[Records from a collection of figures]
---

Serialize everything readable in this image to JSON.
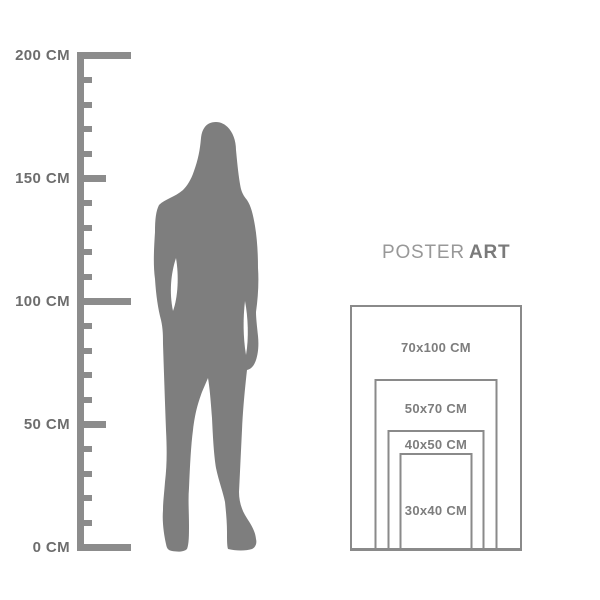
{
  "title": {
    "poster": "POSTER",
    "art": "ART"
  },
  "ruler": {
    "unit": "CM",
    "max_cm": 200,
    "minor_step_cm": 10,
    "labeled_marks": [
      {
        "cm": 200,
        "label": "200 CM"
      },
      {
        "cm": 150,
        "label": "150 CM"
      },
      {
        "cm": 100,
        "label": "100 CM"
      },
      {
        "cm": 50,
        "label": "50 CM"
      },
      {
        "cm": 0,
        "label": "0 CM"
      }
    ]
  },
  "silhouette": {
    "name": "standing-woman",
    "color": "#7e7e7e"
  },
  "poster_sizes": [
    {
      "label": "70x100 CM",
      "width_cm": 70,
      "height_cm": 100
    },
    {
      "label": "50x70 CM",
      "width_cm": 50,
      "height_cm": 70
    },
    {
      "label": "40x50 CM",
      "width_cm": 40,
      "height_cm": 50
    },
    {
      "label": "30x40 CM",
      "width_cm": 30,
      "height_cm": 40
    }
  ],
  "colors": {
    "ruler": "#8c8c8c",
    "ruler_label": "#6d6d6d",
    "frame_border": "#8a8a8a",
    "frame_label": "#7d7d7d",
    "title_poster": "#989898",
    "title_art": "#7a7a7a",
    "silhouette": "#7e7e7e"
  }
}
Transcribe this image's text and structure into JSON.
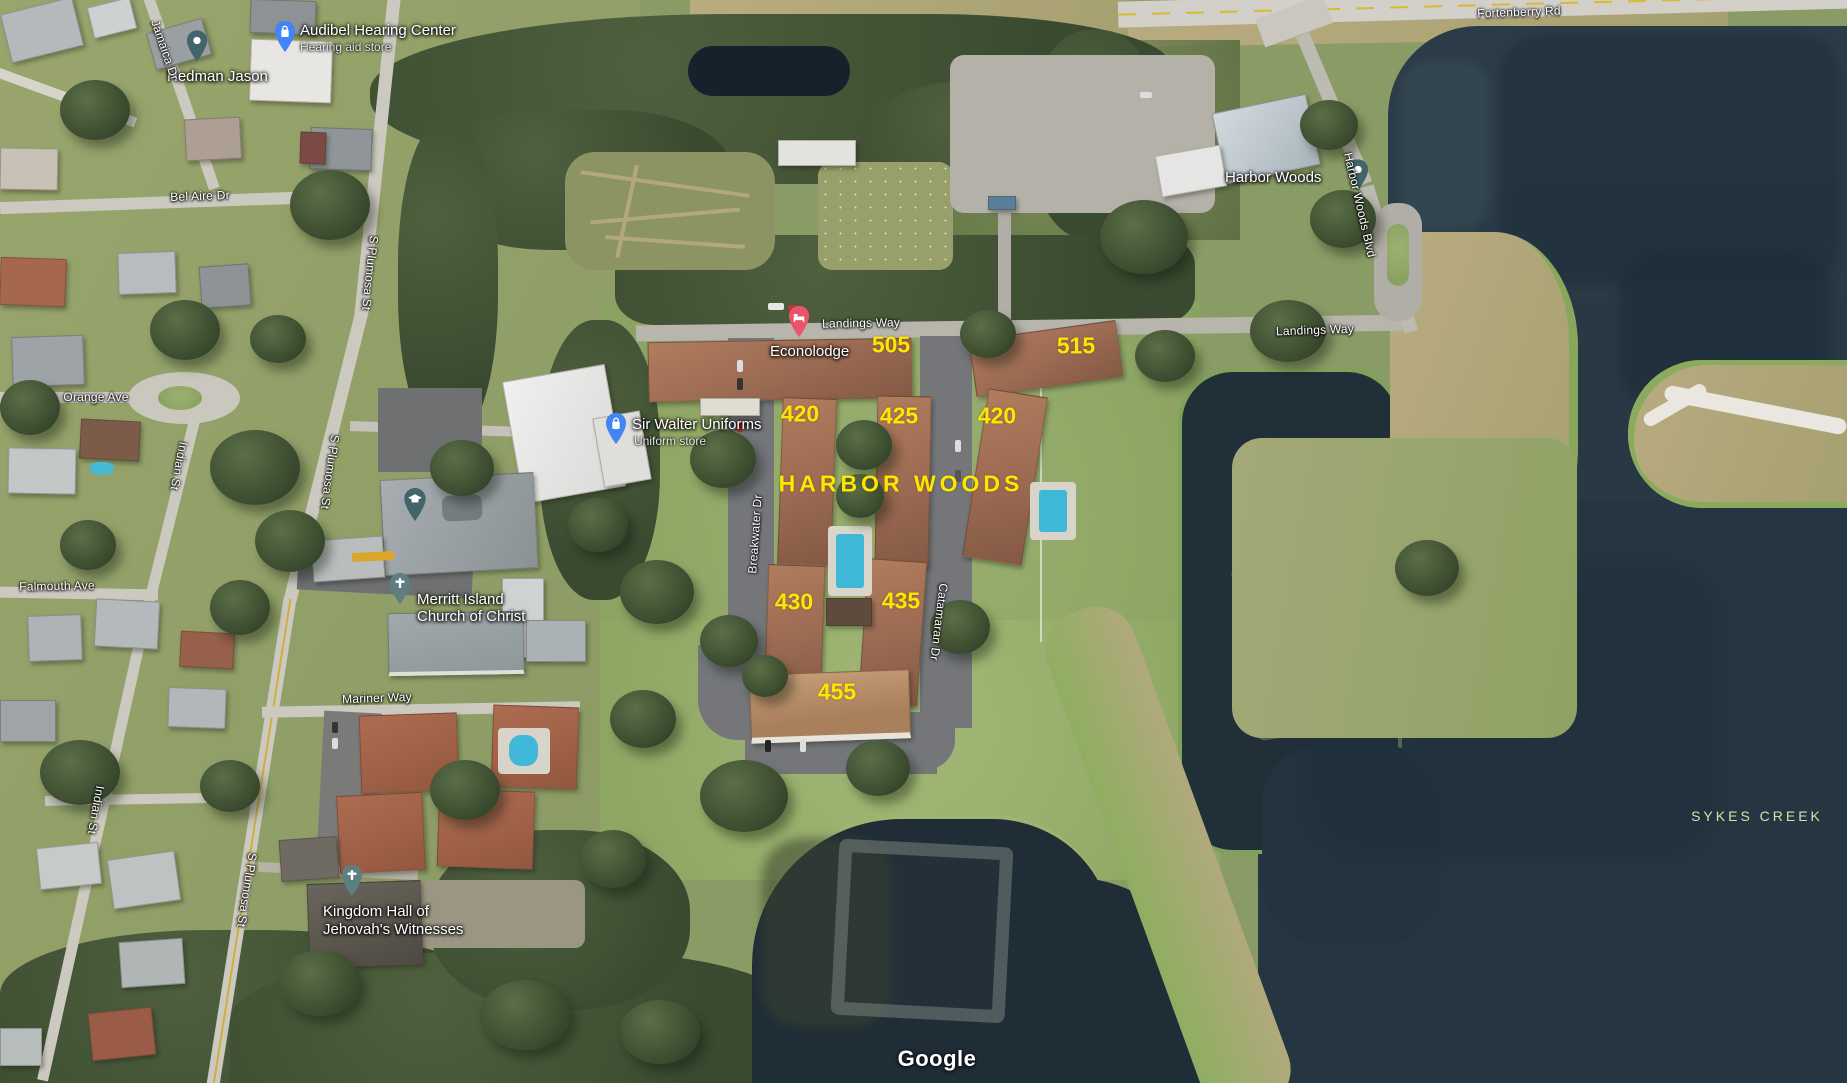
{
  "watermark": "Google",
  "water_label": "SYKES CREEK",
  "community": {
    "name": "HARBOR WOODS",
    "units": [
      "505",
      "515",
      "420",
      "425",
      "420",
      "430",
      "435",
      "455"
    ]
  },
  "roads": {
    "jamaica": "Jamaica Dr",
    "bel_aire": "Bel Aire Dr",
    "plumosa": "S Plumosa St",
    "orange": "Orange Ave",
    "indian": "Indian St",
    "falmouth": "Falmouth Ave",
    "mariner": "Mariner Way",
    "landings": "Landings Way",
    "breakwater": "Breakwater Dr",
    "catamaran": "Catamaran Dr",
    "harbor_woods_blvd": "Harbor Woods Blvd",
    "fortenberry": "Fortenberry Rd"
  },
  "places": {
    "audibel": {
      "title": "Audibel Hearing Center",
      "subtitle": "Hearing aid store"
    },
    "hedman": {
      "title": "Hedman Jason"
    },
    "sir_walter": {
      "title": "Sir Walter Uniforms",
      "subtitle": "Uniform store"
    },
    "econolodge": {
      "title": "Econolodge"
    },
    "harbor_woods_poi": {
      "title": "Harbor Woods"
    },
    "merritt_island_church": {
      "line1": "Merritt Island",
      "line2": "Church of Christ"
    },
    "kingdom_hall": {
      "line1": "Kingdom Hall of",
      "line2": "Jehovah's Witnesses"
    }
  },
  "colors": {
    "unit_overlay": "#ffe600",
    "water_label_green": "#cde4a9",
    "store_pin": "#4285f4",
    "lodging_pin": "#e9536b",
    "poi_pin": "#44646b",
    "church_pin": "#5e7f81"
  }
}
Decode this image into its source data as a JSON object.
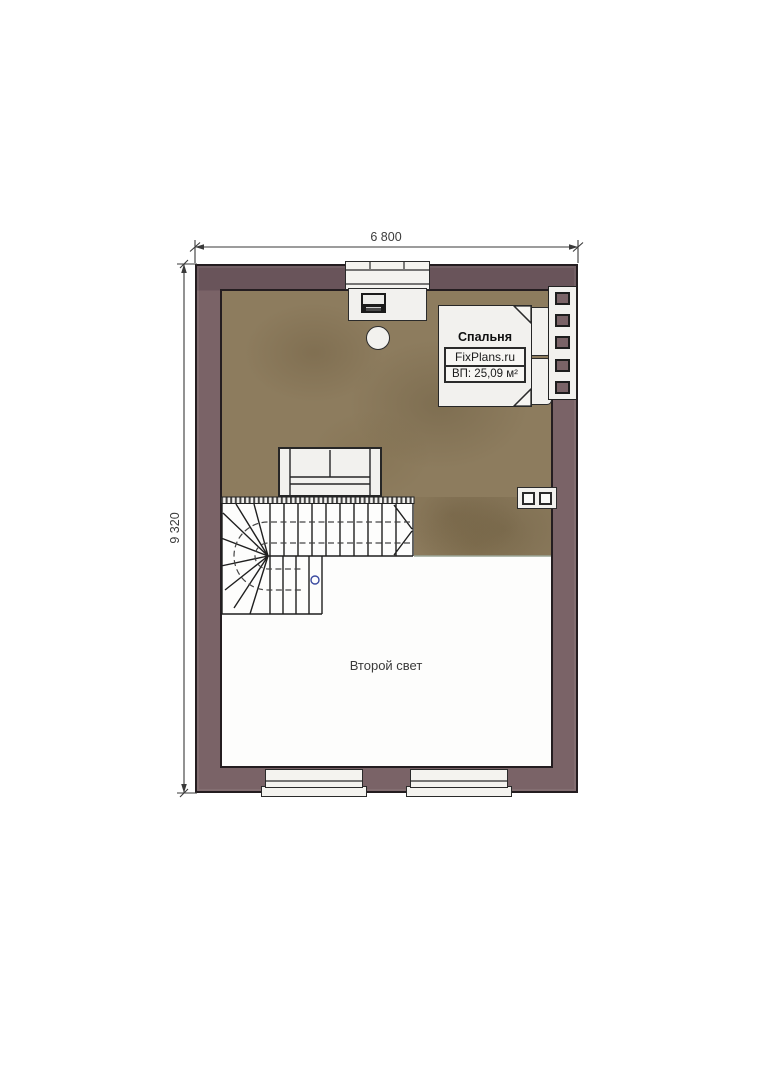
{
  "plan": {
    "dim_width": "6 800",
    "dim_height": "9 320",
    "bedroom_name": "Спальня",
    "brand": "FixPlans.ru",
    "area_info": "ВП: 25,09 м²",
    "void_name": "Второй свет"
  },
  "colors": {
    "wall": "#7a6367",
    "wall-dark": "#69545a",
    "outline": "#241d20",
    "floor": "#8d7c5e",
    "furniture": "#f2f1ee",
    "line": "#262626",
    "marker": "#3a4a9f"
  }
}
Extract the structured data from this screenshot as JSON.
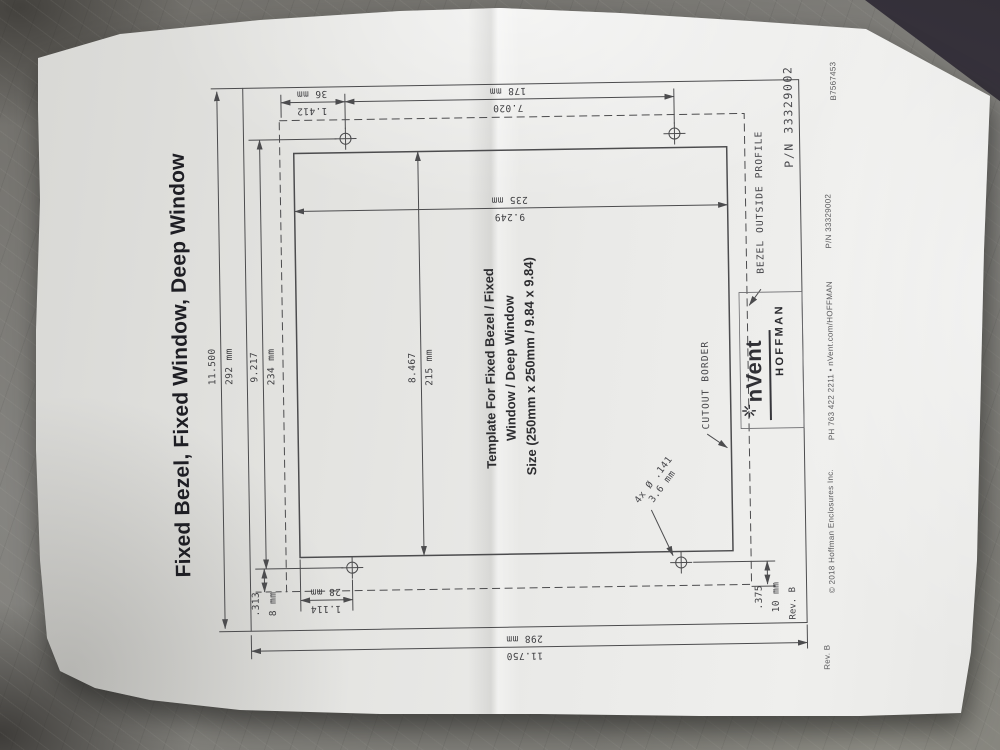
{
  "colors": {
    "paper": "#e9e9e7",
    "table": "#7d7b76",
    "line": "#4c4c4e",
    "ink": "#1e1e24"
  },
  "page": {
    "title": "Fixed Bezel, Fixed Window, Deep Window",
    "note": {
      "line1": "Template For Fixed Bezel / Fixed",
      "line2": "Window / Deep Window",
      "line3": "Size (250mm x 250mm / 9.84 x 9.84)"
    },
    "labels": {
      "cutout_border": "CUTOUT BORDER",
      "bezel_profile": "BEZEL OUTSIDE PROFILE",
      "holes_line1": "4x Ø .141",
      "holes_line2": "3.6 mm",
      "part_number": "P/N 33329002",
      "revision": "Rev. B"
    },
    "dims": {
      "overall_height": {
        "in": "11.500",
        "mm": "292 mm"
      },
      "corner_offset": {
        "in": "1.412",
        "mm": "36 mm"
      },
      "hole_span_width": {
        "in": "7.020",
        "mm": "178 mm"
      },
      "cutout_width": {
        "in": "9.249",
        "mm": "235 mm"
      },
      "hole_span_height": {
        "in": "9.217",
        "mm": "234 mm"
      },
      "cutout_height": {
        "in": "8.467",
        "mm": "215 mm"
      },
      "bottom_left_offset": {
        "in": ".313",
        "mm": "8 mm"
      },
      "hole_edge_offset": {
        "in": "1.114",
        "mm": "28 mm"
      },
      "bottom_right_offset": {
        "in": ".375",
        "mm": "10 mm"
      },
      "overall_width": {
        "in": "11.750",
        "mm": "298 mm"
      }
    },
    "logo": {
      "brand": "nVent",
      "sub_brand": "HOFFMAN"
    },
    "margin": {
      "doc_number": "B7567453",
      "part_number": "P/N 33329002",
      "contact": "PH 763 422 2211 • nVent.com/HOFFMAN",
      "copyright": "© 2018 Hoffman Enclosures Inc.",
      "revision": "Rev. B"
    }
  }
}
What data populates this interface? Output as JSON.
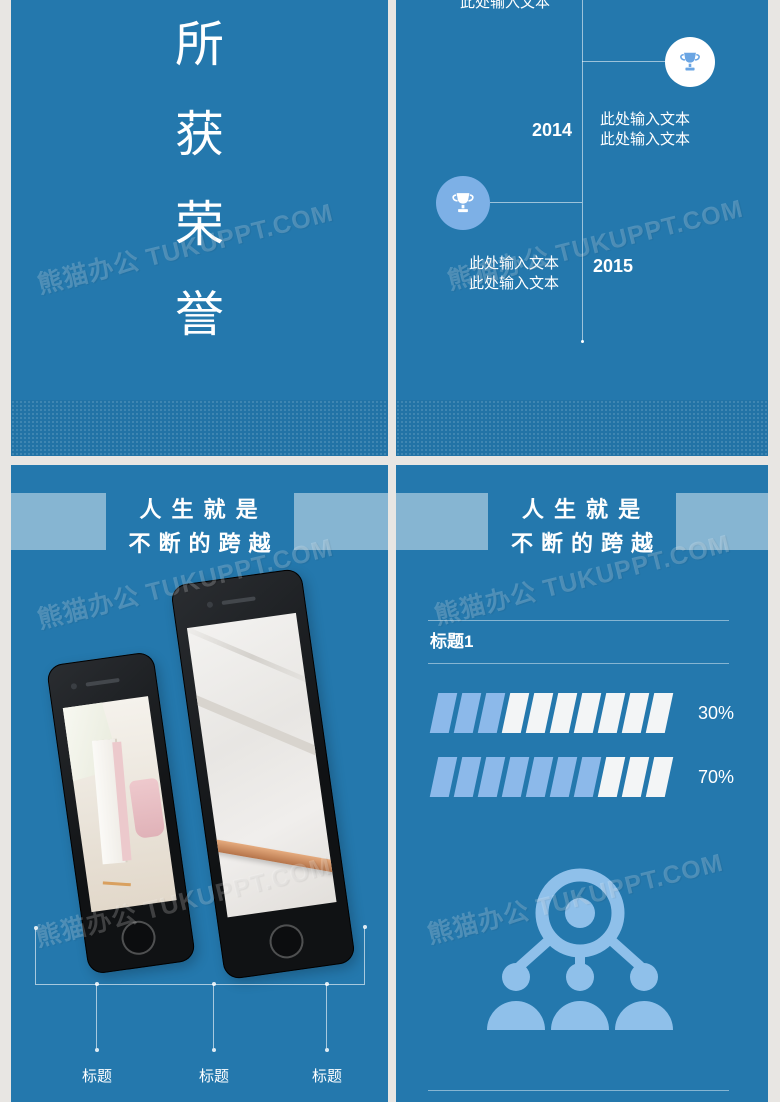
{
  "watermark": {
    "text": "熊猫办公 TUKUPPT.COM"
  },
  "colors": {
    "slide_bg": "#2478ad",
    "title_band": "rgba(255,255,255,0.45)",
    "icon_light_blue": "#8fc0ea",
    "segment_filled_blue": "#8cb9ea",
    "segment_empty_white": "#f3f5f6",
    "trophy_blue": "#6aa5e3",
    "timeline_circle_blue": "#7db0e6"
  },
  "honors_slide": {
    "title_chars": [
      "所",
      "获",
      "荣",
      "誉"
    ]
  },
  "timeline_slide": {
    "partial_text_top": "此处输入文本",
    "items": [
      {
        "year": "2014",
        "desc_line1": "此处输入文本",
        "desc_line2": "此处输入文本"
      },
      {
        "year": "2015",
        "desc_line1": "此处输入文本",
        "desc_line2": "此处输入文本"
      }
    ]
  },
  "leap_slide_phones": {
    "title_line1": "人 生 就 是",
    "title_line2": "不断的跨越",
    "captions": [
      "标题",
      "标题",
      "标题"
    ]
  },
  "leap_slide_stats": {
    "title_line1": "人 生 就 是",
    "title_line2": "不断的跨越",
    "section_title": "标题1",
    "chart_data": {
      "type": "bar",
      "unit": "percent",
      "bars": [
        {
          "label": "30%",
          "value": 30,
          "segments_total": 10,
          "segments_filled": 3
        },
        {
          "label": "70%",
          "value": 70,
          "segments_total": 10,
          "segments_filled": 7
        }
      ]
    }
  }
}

---

Transcribe all entries above exactly. Drop the pictures.

- _CORRECT ANSWER_
Serialize everything readable in this image to JSON.
{
  "title": {
    "poster": "POSTER",
    "art": "ART"
  },
  "ruler": {
    "unit": "CM",
    "max_cm": 200,
    "minor_step_cm": 10,
    "labeled_marks": [
      {
        "cm": 200,
        "label": "200 CM"
      },
      {
        "cm": 150,
        "label": "150 CM"
      },
      {
        "cm": 100,
        "label": "100 CM"
      },
      {
        "cm": 50,
        "label": "50 CM"
      },
      {
        "cm": 0,
        "label": "0 CM"
      }
    ]
  },
  "silhouette": {
    "name": "standing-woman",
    "color": "#7e7e7e"
  },
  "poster_sizes": [
    {
      "label": "70x100 CM",
      "width_cm": 70,
      "height_cm": 100
    },
    {
      "label": "50x70 CM",
      "width_cm": 50,
      "height_cm": 70
    },
    {
      "label": "40x50 CM",
      "width_cm": 40,
      "height_cm": 50
    },
    {
      "label": "30x40 CM",
      "width_cm": 30,
      "height_cm": 40
    }
  ],
  "colors": {
    "ruler": "#8c8c8c",
    "ruler_label": "#6d6d6d",
    "frame_border": "#8a8a8a",
    "frame_label": "#7d7d7d",
    "title_poster": "#989898",
    "title_art": "#7a7a7a",
    "silhouette": "#7e7e7e"
  }
}
Transcribe this image's text and structure into JSON.
{
  "watermark": "Google",
  "water_label": "SYKES CREEK",
  "community": {
    "name": "HARBOR WOODS",
    "units": [
      "505",
      "515",
      "420",
      "425",
      "420",
      "430",
      "435",
      "455"
    ]
  },
  "roads": {
    "jamaica": "Jamaica Dr",
    "bel_aire": "Bel Aire Dr",
    "plumosa": "S Plumosa St",
    "orange": "Orange Ave",
    "indian": "Indian St",
    "falmouth": "Falmouth Ave",
    "mariner": "Mariner Way",
    "landings": "Landings Way",
    "breakwater": "Breakwater Dr",
    "catamaran": "Catamaran Dr",
    "harbor_woods_blvd": "Harbor Woods Blvd",
    "fortenberry": "Fortenberry Rd"
  },
  "places": {
    "audibel": {
      "title": "Audibel Hearing Center",
      "subtitle": "Hearing aid store"
    },
    "hedman": {
      "title": "Hedman Jason"
    },
    "sir_walter": {
      "title": "Sir Walter Uniforms",
      "subtitle": "Uniform store"
    },
    "econolodge": {
      "title": "Econolodge"
    },
    "harbor_woods_poi": {
      "title": "Harbor Woods"
    },
    "merritt_island_church": {
      "line1": "Merritt Island",
      "line2": "Church of Christ"
    },
    "kingdom_hall": {
      "line1": "Kingdom Hall of",
      "line2": "Jehovah's Witnesses"
    }
  },
  "colors": {
    "unit_overlay": "#ffe600",
    "water_label_green": "#cde4a9",
    "store_pin": "#4285f4",
    "lodging_pin": "#e9536b",
    "poi_pin": "#44646b",
    "church_pin": "#5e7f81"
  }
}
Decode this image into its source data as a JSON object.
{
  "plan": {
    "dim_width": "6 800",
    "dim_height": "9 320",
    "bedroom_name": "Спальня",
    "brand": "FixPlans.ru",
    "area_info": "ВП: 25,09 м²",
    "void_name": "Второй свет"
  },
  "colors": {
    "wall": "#7a6367",
    "wall-dark": "#69545a",
    "outline": "#241d20",
    "floor": "#8d7c5e",
    "furniture": "#f2f1ee",
    "line": "#262626",
    "marker": "#3a4a9f"
  }
}
Extract the structured data from this screenshot as JSON.
{
  "colors": {
    "paper": "#e9e9e7",
    "table": "#7d7b76",
    "line": "#4c4c4e",
    "ink": "#1e1e24"
  },
  "page": {
    "title": "Fixed Bezel, Fixed Window, Deep Window",
    "note": {
      "line1": "Template For Fixed Bezel / Fixed",
      "line2": "Window / Deep Window",
      "line3": "Size (250mm x 250mm / 9.84 x 9.84)"
    },
    "labels": {
      "cutout_border": "CUTOUT BORDER",
      "bezel_profile": "BEZEL OUTSIDE PROFILE",
      "holes_line1": "4x Ø .141",
      "holes_line2": "3.6 mm",
      "part_number": "P/N 33329002",
      "revision": "Rev. B"
    },
    "dims": {
      "overall_height": {
        "in": "11.500",
        "mm": "292 mm"
      },
      "corner_offset": {
        "in": "1.412",
        "mm": "36 mm"
      },
      "hole_span_width": {
        "in": "7.020",
        "mm": "178 mm"
      },
      "cutout_width": {
        "in": "9.249",
        "mm": "235 mm"
      },
      "hole_span_height": {
        "in": "9.217",
        "mm": "234 mm"
      },
      "cutout_height": {
        "in": "8.467",
        "mm": "215 mm"
      },
      "bottom_left_offset": {
        "in": ".313",
        "mm": "8 mm"
      },
      "hole_edge_offset": {
        "in": "1.114",
        "mm": "28 mm"
      },
      "bottom_right_offset": {
        "in": ".375",
        "mm": "10 mm"
      },
      "overall_width": {
        "in": "11.750",
        "mm": "298 mm"
      }
    },
    "logo": {
      "brand": "nVent",
      "sub_brand": "HOFFMAN"
    },
    "margin": {
      "doc_number": "B7567453",
      "part_number": "P/N 33329002",
      "contact": "PH 763 422 2211 • nVent.com/HOFFMAN",
      "copyright": "© 2018 Hoffman Enclosures Inc.",
      "revision": "Rev. B"
    }
  }
}
What data populates this interface? Output as JSON.
{
  "watermark": {
    "text": "熊猫办公 TUKUPPT.COM"
  },
  "colors": {
    "slide_bg": "#2478ad",
    "title_band": "rgba(255,255,255,0.45)",
    "icon_light_blue": "#8fc0ea",
    "segment_filled_blue": "#8cb9ea",
    "segment_empty_white": "#f3f5f6",
    "trophy_blue": "#6aa5e3",
    "timeline_circle_blue": "#7db0e6"
  },
  "honors_slide": {
    "title_chars": [
      "所",
      "获",
      "荣",
      "誉"
    ]
  },
  "timeline_slide": {
    "partial_text_top": "此处输入文本",
    "items": [
      {
        "year": "2014",
        "desc_line1": "此处输入文本",
        "desc_line2": "此处输入文本"
      },
      {
        "year": "2015",
        "desc_line1": "此处输入文本",
        "desc_line2": "此处输入文本"
      }
    ]
  },
  "leap_slide_phones": {
    "title_line1": "人 生 就 是",
    "title_line2": "不断的跨越",
    "captions": [
      "标题",
      "标题",
      "标题"
    ]
  },
  "leap_slide_stats": {
    "title_line1": "人 生 就 是",
    "title_line2": "不断的跨越",
    "section_title": "标题1",
    "chart_data": {
      "type": "bar",
      "unit": "percent",
      "bars": [
        {
          "label": "30%",
          "value": 30,
          "segments_total": 10,
          "segments_filled": 3
        },
        {
          "label": "70%",
          "value": 70,
          "segments_total": 10,
          "segments_filled": 7
        }
      ]
    }
  }
}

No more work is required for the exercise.